◆ Task input ◆
◆ ◆ ◆ ◆

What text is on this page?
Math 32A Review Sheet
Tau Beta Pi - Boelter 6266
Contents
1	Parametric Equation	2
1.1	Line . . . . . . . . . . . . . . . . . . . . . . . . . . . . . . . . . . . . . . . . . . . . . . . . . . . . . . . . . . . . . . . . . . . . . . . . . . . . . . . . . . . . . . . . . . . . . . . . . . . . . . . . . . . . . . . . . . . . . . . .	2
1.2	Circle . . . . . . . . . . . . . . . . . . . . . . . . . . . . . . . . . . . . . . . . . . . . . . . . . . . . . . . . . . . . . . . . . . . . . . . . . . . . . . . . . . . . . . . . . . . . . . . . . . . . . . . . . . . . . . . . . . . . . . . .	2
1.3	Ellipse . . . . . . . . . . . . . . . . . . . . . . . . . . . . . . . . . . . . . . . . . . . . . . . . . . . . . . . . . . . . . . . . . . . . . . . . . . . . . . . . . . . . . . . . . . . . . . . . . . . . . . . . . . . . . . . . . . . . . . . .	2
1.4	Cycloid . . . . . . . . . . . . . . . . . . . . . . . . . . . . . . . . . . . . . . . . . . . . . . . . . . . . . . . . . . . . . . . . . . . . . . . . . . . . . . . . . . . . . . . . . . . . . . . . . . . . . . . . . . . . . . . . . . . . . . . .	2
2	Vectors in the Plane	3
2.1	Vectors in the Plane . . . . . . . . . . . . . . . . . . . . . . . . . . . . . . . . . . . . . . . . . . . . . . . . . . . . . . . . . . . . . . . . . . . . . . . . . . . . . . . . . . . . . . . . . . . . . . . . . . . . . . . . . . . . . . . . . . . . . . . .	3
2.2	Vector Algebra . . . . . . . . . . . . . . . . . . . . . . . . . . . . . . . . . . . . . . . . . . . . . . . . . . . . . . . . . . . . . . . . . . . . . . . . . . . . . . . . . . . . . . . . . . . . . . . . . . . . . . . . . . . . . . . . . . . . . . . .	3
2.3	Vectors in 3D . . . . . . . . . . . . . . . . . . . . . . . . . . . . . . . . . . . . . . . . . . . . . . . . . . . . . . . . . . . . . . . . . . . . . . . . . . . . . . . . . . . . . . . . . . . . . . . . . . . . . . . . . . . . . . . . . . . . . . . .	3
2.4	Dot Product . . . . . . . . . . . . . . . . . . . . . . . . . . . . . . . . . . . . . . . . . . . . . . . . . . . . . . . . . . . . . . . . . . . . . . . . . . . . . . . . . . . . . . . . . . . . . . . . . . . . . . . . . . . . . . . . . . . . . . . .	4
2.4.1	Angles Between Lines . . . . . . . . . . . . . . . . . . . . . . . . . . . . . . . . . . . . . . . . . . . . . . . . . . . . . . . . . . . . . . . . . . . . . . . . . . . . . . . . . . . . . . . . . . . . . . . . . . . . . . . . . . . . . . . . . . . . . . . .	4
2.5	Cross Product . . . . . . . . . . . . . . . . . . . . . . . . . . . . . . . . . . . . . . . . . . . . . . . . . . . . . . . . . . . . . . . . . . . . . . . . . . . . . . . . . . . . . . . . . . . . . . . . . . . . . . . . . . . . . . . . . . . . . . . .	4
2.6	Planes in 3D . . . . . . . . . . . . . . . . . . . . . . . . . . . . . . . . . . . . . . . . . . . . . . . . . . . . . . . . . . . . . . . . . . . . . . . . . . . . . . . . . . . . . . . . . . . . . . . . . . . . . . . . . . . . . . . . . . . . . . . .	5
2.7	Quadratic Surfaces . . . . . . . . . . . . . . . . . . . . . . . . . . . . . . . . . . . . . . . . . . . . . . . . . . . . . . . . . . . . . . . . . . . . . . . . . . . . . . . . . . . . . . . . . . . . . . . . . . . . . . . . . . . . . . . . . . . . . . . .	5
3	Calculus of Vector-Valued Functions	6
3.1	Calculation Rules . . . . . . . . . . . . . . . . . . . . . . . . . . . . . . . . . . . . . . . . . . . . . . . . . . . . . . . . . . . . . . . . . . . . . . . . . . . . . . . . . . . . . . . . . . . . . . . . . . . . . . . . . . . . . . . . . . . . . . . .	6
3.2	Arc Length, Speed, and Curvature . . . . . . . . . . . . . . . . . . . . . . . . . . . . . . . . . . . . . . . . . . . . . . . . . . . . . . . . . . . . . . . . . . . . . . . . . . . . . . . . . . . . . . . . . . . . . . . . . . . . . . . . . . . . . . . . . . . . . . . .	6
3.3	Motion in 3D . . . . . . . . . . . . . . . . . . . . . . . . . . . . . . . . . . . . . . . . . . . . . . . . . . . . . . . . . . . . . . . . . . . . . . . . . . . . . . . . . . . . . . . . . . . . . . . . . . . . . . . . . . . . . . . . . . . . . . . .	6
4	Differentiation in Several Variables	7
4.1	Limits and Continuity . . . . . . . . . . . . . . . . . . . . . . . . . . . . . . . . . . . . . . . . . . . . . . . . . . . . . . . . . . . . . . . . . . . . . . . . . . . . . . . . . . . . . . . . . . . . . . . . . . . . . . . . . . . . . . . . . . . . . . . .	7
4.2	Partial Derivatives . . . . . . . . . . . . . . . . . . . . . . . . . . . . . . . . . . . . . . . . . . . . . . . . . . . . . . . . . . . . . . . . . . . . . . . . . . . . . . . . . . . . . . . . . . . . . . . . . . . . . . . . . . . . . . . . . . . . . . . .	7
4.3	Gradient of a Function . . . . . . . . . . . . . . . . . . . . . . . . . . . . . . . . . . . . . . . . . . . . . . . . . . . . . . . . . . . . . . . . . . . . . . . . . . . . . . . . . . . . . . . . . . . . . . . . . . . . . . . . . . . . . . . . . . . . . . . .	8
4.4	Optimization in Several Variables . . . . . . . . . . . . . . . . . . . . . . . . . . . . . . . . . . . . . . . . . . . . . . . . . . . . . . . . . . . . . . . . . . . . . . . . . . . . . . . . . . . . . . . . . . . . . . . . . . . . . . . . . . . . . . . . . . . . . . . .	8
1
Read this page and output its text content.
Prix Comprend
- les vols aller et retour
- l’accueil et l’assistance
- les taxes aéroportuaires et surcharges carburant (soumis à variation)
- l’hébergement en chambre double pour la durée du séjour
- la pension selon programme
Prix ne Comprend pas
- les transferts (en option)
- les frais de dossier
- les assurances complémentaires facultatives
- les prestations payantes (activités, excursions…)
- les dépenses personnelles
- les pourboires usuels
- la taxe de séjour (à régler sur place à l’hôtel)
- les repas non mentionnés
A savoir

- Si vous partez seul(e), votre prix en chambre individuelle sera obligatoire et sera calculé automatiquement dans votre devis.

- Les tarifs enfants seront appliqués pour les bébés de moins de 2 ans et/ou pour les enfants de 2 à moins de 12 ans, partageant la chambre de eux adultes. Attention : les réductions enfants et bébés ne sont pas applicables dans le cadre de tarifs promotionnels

◆ ◆ ◆ ◆

◆ Aim ◆
Of all the lines in the listing above, how many include "chambre"? Write only the number.

◆ Problem solution ◆
3